■ **To do**
Pull every line of the entries that has the word "activities".

■ **Supplied material**
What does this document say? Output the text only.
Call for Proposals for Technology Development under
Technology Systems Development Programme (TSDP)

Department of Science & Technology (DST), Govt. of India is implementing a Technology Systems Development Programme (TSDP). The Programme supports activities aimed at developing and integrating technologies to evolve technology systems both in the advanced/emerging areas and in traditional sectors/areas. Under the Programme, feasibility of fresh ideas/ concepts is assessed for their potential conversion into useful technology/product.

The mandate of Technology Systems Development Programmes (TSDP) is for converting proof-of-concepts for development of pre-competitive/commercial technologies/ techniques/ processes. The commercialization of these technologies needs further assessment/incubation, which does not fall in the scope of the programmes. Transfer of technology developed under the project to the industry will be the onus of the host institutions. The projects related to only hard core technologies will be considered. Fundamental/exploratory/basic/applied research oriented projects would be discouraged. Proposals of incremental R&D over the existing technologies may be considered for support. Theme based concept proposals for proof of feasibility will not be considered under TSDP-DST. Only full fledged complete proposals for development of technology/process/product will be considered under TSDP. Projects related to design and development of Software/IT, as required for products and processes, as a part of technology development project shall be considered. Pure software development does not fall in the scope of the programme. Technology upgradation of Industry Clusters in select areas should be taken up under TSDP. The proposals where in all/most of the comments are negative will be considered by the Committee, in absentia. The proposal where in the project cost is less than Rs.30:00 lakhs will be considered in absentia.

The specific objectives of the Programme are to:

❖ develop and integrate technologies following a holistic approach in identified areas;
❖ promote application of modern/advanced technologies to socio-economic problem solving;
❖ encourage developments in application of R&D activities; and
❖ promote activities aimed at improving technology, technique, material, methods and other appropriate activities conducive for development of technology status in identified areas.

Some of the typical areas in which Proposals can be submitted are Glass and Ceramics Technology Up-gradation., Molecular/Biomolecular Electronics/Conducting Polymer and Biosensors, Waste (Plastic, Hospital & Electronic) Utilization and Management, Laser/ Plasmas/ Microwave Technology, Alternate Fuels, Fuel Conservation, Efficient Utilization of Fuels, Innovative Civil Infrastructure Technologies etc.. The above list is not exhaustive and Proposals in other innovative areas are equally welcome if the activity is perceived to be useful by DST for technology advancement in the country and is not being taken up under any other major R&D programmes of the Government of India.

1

■ **Result**
Department of Science & Technology (DST), Govt. of India is implementing a Technology Systems Development Programme (TSDP). The Programme supports activities aimed at developing and integrating technologies to evolve technology systems both in the advanced/emerging areas and in traditional sectors/areas. Under the Programme, feasibility of fresh ideas/ concepts is assessed for their potential conversion into useful technology/product.
❖ encourage developments in application of R&D activities; and
❖ promote activities aimed at improving technology, technique, material, methods and other appropriate activities conducive for development of technology status in identified areas.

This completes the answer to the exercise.